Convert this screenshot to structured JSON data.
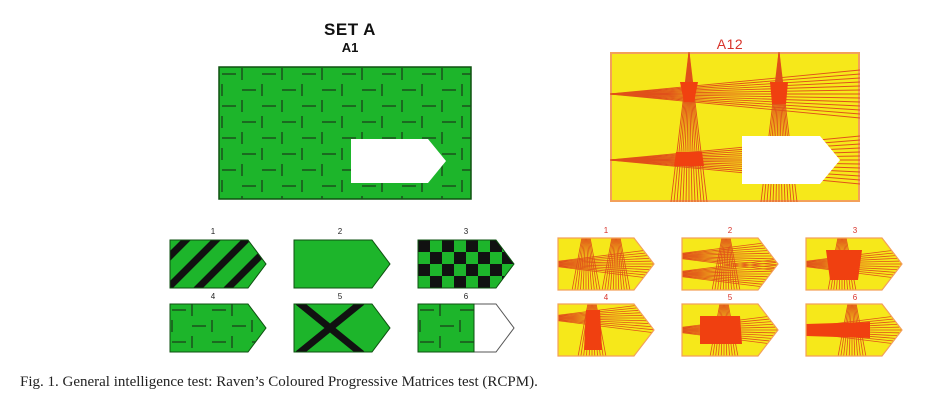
{
  "set_a": {
    "title": "SET A",
    "subtitle": "A1",
    "options": [
      {
        "number": "1",
        "pattern": "black diagonal stripes on green"
      },
      {
        "number": "2",
        "pattern": "plain green"
      },
      {
        "number": "3",
        "pattern": "black and green checkerboard"
      },
      {
        "number": "4",
        "pattern": "green dash brick pattern"
      },
      {
        "number": "5",
        "pattern": "black X on green"
      },
      {
        "number": "6",
        "pattern": "green dash pattern, partly blank"
      }
    ],
    "colors": {
      "green": "#1db52b",
      "black": "#111111",
      "dash": "#1a5a1a"
    }
  },
  "a12": {
    "title": "A12",
    "options": [
      {
        "number": "1"
      },
      {
        "number": "2"
      },
      {
        "number": "3"
      },
      {
        "number": "4"
      },
      {
        "number": "5"
      },
      {
        "number": "6"
      }
    ],
    "colors": {
      "yellow": "#f6e81a",
      "red": "#f04010",
      "line": "#e0501a",
      "border": "#f3a05a"
    }
  },
  "caption": "Fig. 1.  General intelligence test: Raven’s Coloured Progressive Matrices test (RCPM)."
}
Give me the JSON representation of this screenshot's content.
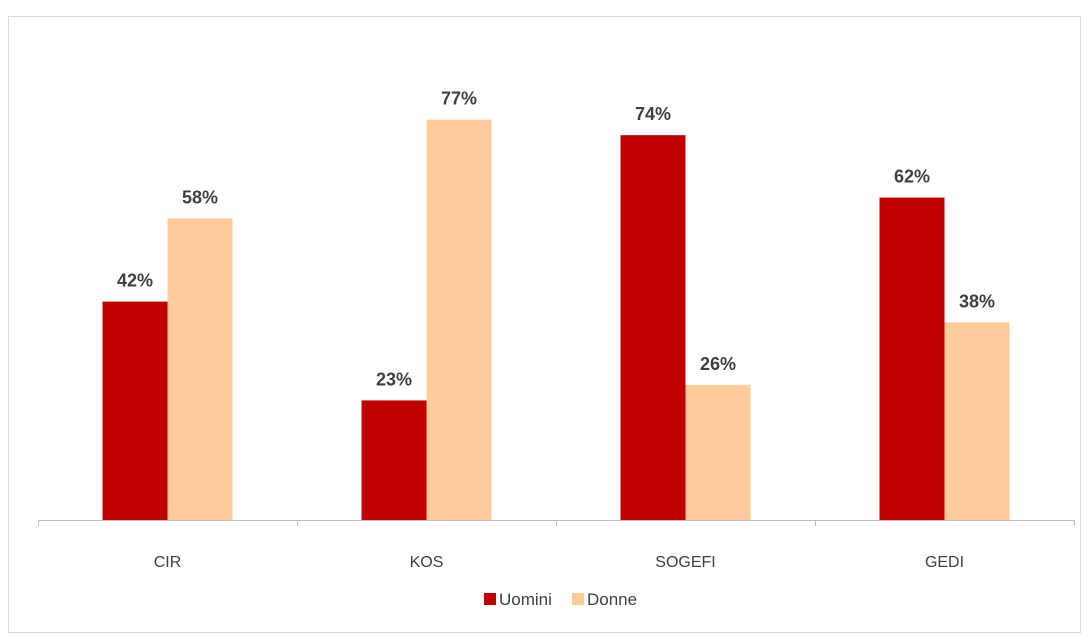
{
  "chart_data": {
    "type": "bar",
    "categories": [
      "CIR",
      "KOS",
      "SOGEFI",
      "GEDI"
    ],
    "series": [
      {
        "name": "Uomini",
        "values": [
          42,
          23,
          74,
          62
        ],
        "labels": [
          "42%",
          "23%",
          "74%",
          "62%"
        ],
        "color": "#c00000"
      },
      {
        "name": "Donne",
        "values": [
          58,
          77,
          26,
          38
        ],
        "labels": [
          "58%",
          "77%",
          "26%",
          "38%"
        ],
        "color": "#ffcc99"
      }
    ],
    "ylim": [
      0,
      100
    ],
    "value_unit": "%",
    "grid": false,
    "legend_position": "bottom",
    "axis_color": "#bfbfbf"
  }
}
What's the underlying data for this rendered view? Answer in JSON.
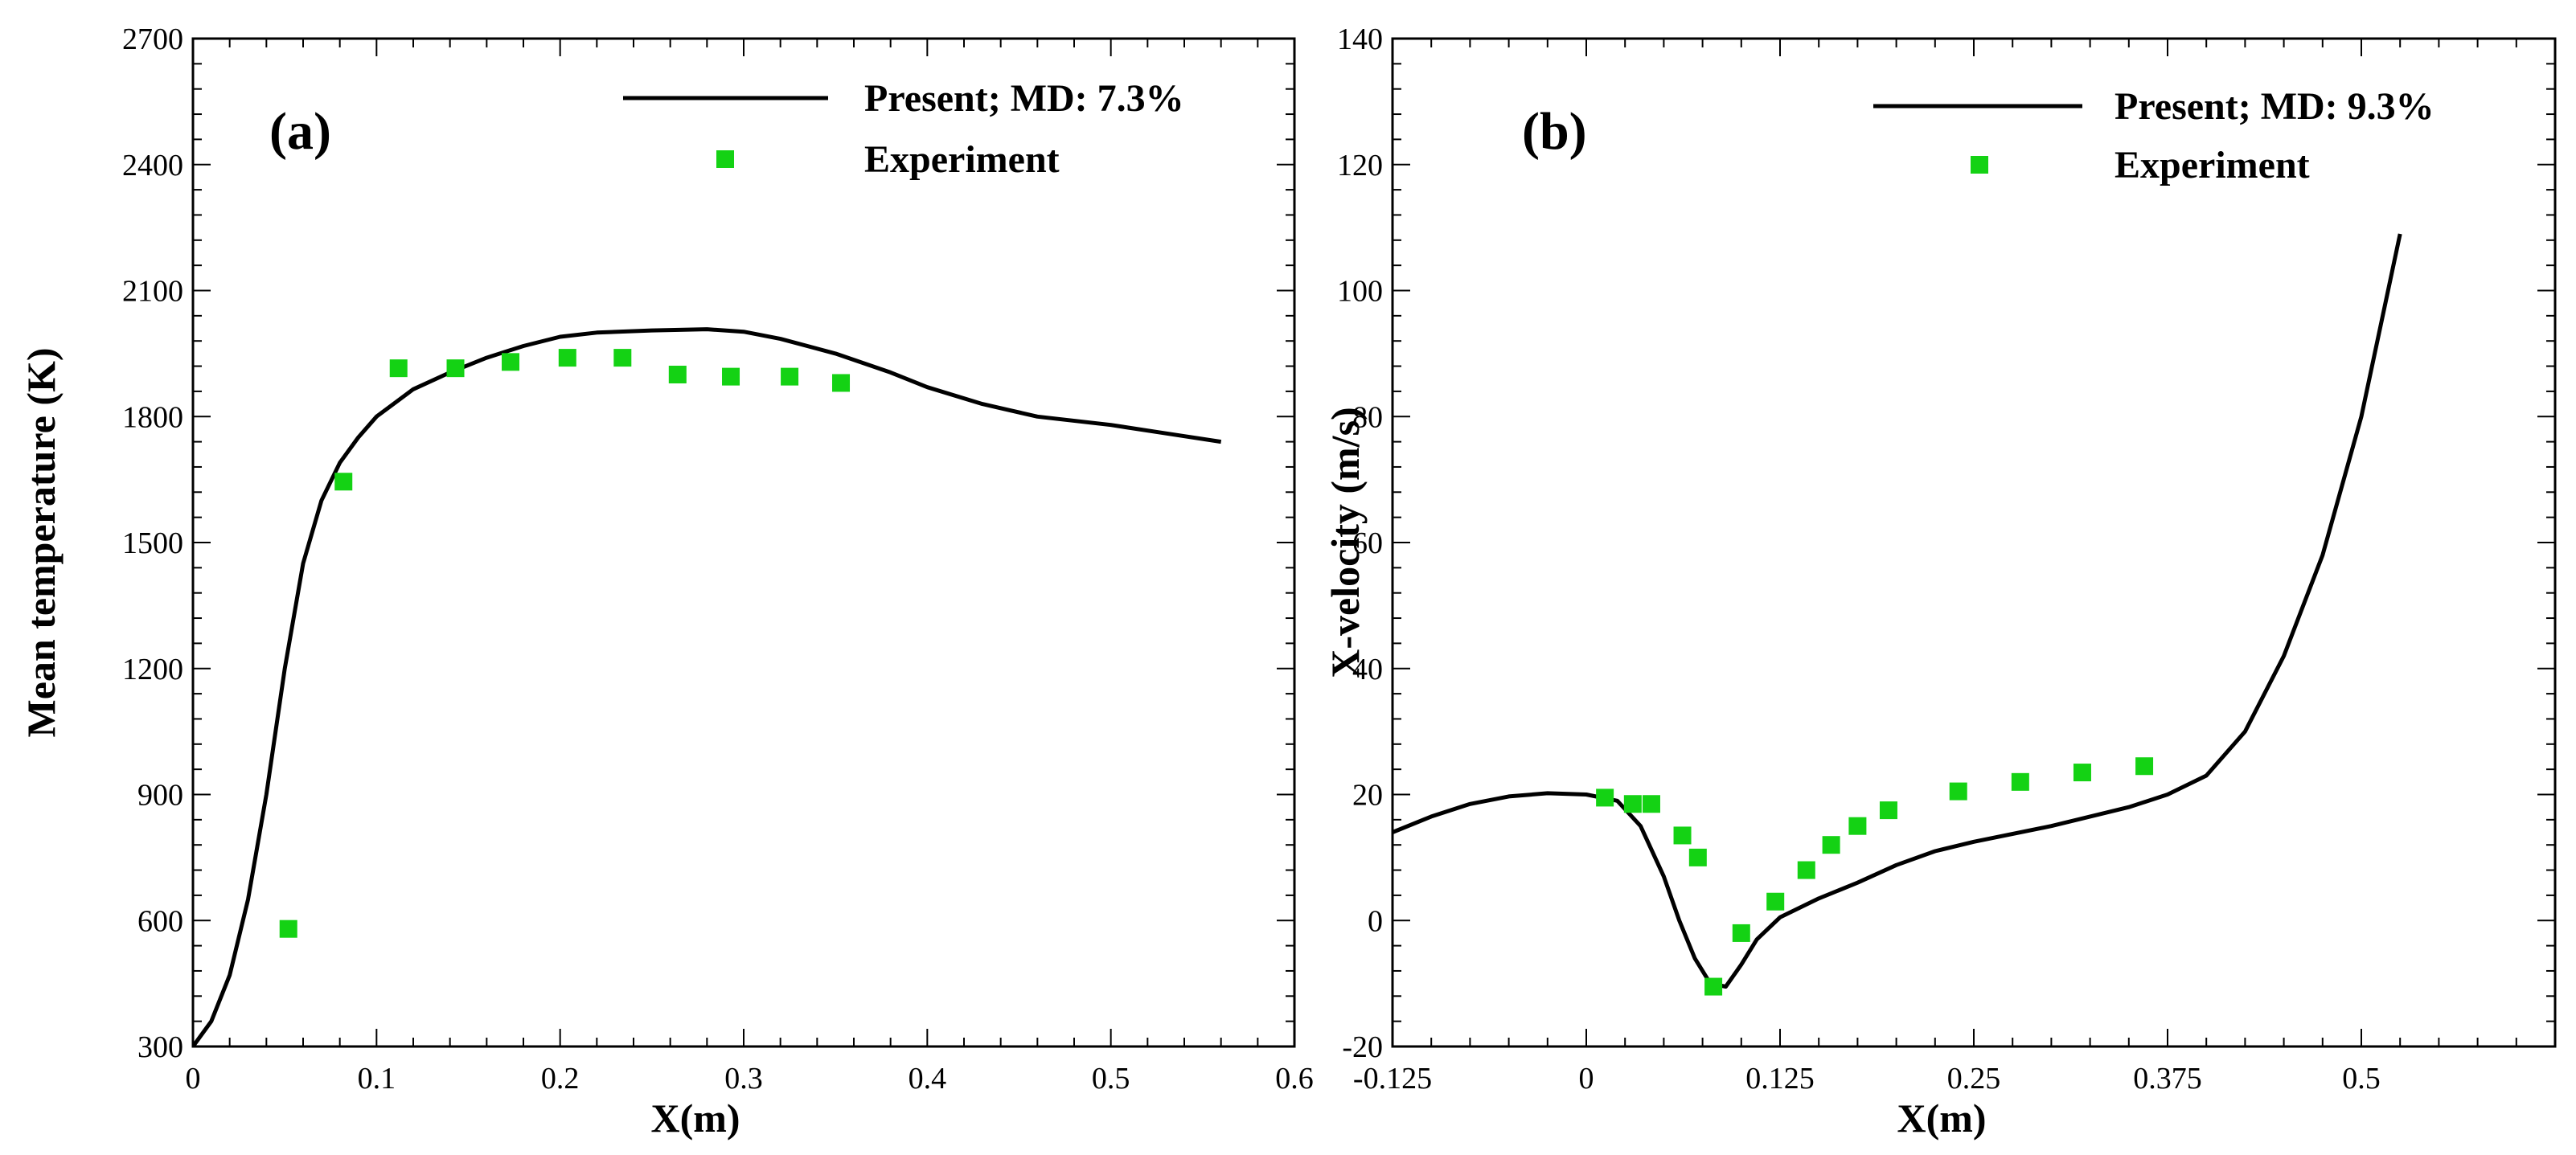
{
  "chart_data": [
    {
      "type": "line",
      "panel_label": "(a)",
      "xlabel": "X(m)",
      "ylabel": "Mean temperature (K)",
      "xlim": [
        0,
        0.6
      ],
      "ylim": [
        300,
        2700
      ],
      "xticks": [
        0,
        0.1,
        0.2,
        0.3,
        0.4,
        0.5,
        0.6
      ],
      "xtick_labels": [
        "0",
        "0.1",
        "0.2",
        "0.3",
        "0.4",
        "0.5",
        "0.6"
      ],
      "yticks": [
        300,
        600,
        900,
        1200,
        1500,
        1800,
        2100,
        2400,
        2700
      ],
      "ytick_labels": [
        "300",
        "600",
        "900",
        "1200",
        "1500",
        "1800",
        "2100",
        "2400",
        "2700"
      ],
      "legend_position": "top-right",
      "series": [
        {
          "name": "Present; MD: 7.3%",
          "kind": "line",
          "color": "#000000",
          "x": [
            0,
            0.01,
            0.02,
            0.03,
            0.04,
            0.05,
            0.06,
            0.07,
            0.08,
            0.09,
            0.1,
            0.12,
            0.14,
            0.16,
            0.18,
            0.2,
            0.22,
            0.25,
            0.28,
            0.3,
            0.32,
            0.35,
            0.38,
            0.4,
            0.43,
            0.46,
            0.5,
            0.53,
            0.56
          ],
          "y": [
            300,
            360,
            470,
            650,
            900,
            1200,
            1450,
            1600,
            1690,
            1750,
            1800,
            1865,
            1905,
            1940,
            1968,
            1990,
            2000,
            2005,
            2008,
            2002,
            1985,
            1950,
            1905,
            1870,
            1830,
            1800,
            1780,
            1760,
            1740
          ]
        },
        {
          "name": "Experiment",
          "kind": "scatter",
          "color": "#14d214",
          "x": [
            0.052,
            0.082,
            0.112,
            0.143,
            0.173,
            0.204,
            0.234,
            0.264,
            0.293,
            0.325,
            0.353
          ],
          "y": [
            580,
            1645,
            1915,
            1915,
            1930,
            1940,
            1940,
            1900,
            1895,
            1895,
            1880
          ]
        }
      ]
    },
    {
      "type": "line",
      "panel_label": "(b)",
      "xlabel": "X(m)",
      "ylabel": "X-velocity (m/s)",
      "xlim": [
        -0.125,
        0.625
      ],
      "ylim": [
        -20,
        140
      ],
      "xticks": [
        -0.125,
        0,
        0.125,
        0.25,
        0.375,
        0.5
      ],
      "xtick_labels": [
        "-0.125",
        "0",
        "0.125",
        "0.25",
        "0.375",
        "0.5"
      ],
      "yticks": [
        -20,
        0,
        20,
        40,
        60,
        80,
        100,
        120,
        140
      ],
      "ytick_labels": [
        "-20",
        "0",
        "20",
        "40",
        "60",
        "80",
        "100",
        "120",
        "140"
      ],
      "legend_position": "top-right",
      "series": [
        {
          "name": "Present; MD: 9.3%",
          "kind": "line",
          "color": "#000000",
          "x": [
            -0.125,
            -0.1,
            -0.075,
            -0.05,
            -0.025,
            0,
            0.02,
            0.035,
            0.05,
            0.06,
            0.07,
            0.08,
            0.09,
            0.1,
            0.11,
            0.125,
            0.15,
            0.175,
            0.2,
            0.225,
            0.25,
            0.3,
            0.35,
            0.375,
            0.4,
            0.425,
            0.45,
            0.475,
            0.5,
            0.525
          ],
          "y": [
            14,
            16.5,
            18.5,
            19.7,
            20.2,
            20,
            19,
            15,
            7,
            0,
            -6,
            -10,
            -10.5,
            -7,
            -3,
            0.5,
            3.5,
            6,
            8.8,
            11,
            12.5,
            15,
            18,
            20,
            23,
            30,
            42,
            58,
            80,
            109
          ]
        },
        {
          "name": "Experiment",
          "kind": "scatter",
          "color": "#14d214",
          "x": [
            0.012,
            0.03,
            0.042,
            0.062,
            0.072,
            0.082,
            0.1,
            0.122,
            0.142,
            0.158,
            0.175,
            0.195,
            0.24,
            0.28,
            0.32,
            0.36
          ],
          "y": [
            19.5,
            18.5,
            18.5,
            13.5,
            10,
            -10.5,
            -2,
            3,
            8,
            12,
            15,
            17.5,
            20.5,
            22,
            23.5,
            24.5
          ]
        }
      ]
    }
  ]
}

**WHAT YOU WILL DO:** The data should be printed again unchanged; leave its pictures out.

**OUTPUT:**
Convert this screenshot to structured JSON data.
{
  "set_a": {
    "title": "SET A",
    "subtitle": "A1",
    "options": [
      {
        "number": "1",
        "pattern": "black diagonal stripes on green"
      },
      {
        "number": "2",
        "pattern": "plain green"
      },
      {
        "number": "3",
        "pattern": "black and green checkerboard"
      },
      {
        "number": "4",
        "pattern": "green dash brick pattern"
      },
      {
        "number": "5",
        "pattern": "black X on green"
      },
      {
        "number": "6",
        "pattern": "green dash pattern, partly blank"
      }
    ],
    "colors": {
      "green": "#1db52b",
      "black": "#111111",
      "dash": "#1a5a1a"
    }
  },
  "a12": {
    "title": "A12",
    "options": [
      {
        "number": "1"
      },
      {
        "number": "2"
      },
      {
        "number": "3"
      },
      {
        "number": "4"
      },
      {
        "number": "5"
      },
      {
        "number": "6"
      }
    ],
    "colors": {
      "yellow": "#f6e81a",
      "red": "#f04010",
      "line": "#e0501a",
      "border": "#f3a05a"
    }
  },
  "caption": "Fig. 1.  General intelligence test: Raven’s Coloured Progressive Matrices test (RCPM)."
}
Give me the JSON representation of this screenshot's content.
{
  "chart_data": {
    "type": "bar",
    "categories": [
      "CIR",
      "KOS",
      "SOGEFI",
      "GEDI"
    ],
    "series": [
      {
        "name": "Uomini",
        "values": [
          42,
          23,
          74,
          62
        ],
        "labels": [
          "42%",
          "23%",
          "74%",
          "62%"
        ],
        "color": "#c00000"
      },
      {
        "name": "Donne",
        "values": [
          58,
          77,
          26,
          38
        ],
        "labels": [
          "58%",
          "77%",
          "26%",
          "38%"
        ],
        "color": "#ffcc99"
      }
    ],
    "ylim": [
      0,
      100
    ],
    "value_unit": "%",
    "grid": false,
    "legend_position": "bottom",
    "axis_color": "#bfbfbf"
  }
}
What's the underlying data for this rendered view? Answer in JSON.
{
  "chart_data": [
    {
      "type": "line",
      "panel_label": "(a)",
      "xlabel": "X(m)",
      "ylabel": "Mean temperature (K)",
      "xlim": [
        0,
        0.6
      ],
      "ylim": [
        300,
        2700
      ],
      "xticks": [
        0,
        0.1,
        0.2,
        0.3,
        0.4,
        0.5,
        0.6
      ],
      "xtick_labels": [
        "0",
        "0.1",
        "0.2",
        "0.3",
        "0.4",
        "0.5",
        "0.6"
      ],
      "yticks": [
        300,
        600,
        900,
        1200,
        1500,
        1800,
        2100,
        2400,
        2700
      ],
      "ytick_labels": [
        "300",
        "600",
        "900",
        "1200",
        "1500",
        "1800",
        "2100",
        "2400",
        "2700"
      ],
      "legend_position": "top-right",
      "series": [
        {
          "name": "Present; MD: 7.3%",
          "kind": "line",
          "color": "#000000",
          "x": [
            0,
            0.01,
            0.02,
            0.03,
            0.04,
            0.05,
            0.06,
            0.07,
            0.08,
            0.09,
            0.1,
            0.12,
            0.14,
            0.16,
            0.18,
            0.2,
            0.22,
            0.25,
            0.28,
            0.3,
            0.32,
            0.35,
            0.38,
            0.4,
            0.43,
            0.46,
            0.5,
            0.53,
            0.56
          ],
          "y": [
            300,
            360,
            470,
            650,
            900,
            1200,
            1450,
            1600,
            1690,
            1750,
            1800,
            1865,
            1905,
            1940,
            1968,
            1990,
            2000,
            2005,
            2008,
            2002,
            1985,
            1950,
            1905,
            1870,
            1830,
            1800,
            1780,
            1760,
            1740
          ]
        },
        {
          "name": "Experiment",
          "kind": "scatter",
          "color": "#14d214",
          "x": [
            0.052,
            0.082,
            0.112,
            0.143,
            0.173,
            0.204,
            0.234,
            0.264,
            0.293,
            0.325,
            0.353
          ],
          "y": [
            580,
            1645,
            1915,
            1915,
            1930,
            1940,
            1940,
            1900,
            1895,
            1895,
            1880
          ]
        }
      ]
    },
    {
      "type": "line",
      "panel_label": "(b)",
      "xlabel": "X(m)",
      "ylabel": "X-velocity (m/s)",
      "xlim": [
        -0.125,
        0.625
      ],
      "ylim": [
        -20,
        140
      ],
      "xticks": [
        -0.125,
        0,
        0.125,
        0.25,
        0.375,
        0.5
      ],
      "xtick_labels": [
        "-0.125",
        "0",
        "0.125",
        "0.25",
        "0.375",
        "0.5"
      ],
      "yticks": [
        -20,
        0,
        20,
        40,
        60,
        80,
        100,
        120,
        140
      ],
      "ytick_labels": [
        "-20",
        "0",
        "20",
        "40",
        "60",
        "80",
        "100",
        "120",
        "140"
      ],
      "legend_position": "top-right",
      "series": [
        {
          "name": "Present; MD: 9.3%",
          "kind": "line",
          "color": "#000000",
          "x": [
            -0.125,
            -0.1,
            -0.075,
            -0.05,
            -0.025,
            0,
            0.02,
            0.035,
            0.05,
            0.06,
            0.07,
            0.08,
            0.09,
            0.1,
            0.11,
            0.125,
            0.15,
            0.175,
            0.2,
            0.225,
            0.25,
            0.3,
            0.35,
            0.375,
            0.4,
            0.425,
            0.45,
            0.475,
            0.5,
            0.525
          ],
          "y": [
            14,
            16.5,
            18.5,
            19.7,
            20.2,
            20,
            19,
            15,
            7,
            0,
            -6,
            -10,
            -10.5,
            -7,
            -3,
            0.5,
            3.5,
            6,
            8.8,
            11,
            12.5,
            15,
            18,
            20,
            23,
            30,
            42,
            58,
            80,
            109
          ]
        },
        {
          "name": "Experiment",
          "kind": "scatter",
          "color": "#14d214",
          "x": [
            0.012,
            0.03,
            0.042,
            0.062,
            0.072,
            0.082,
            0.1,
            0.122,
            0.142,
            0.158,
            0.175,
            0.195,
            0.24,
            0.28,
            0.32,
            0.36
          ],
          "y": [
            19.5,
            18.5,
            18.5,
            13.5,
            10,
            -10.5,
            -2,
            3,
            8,
            12,
            15,
            17.5,
            20.5,
            22,
            23.5,
            24.5
          ]
        }
      ]
    }
  ]
}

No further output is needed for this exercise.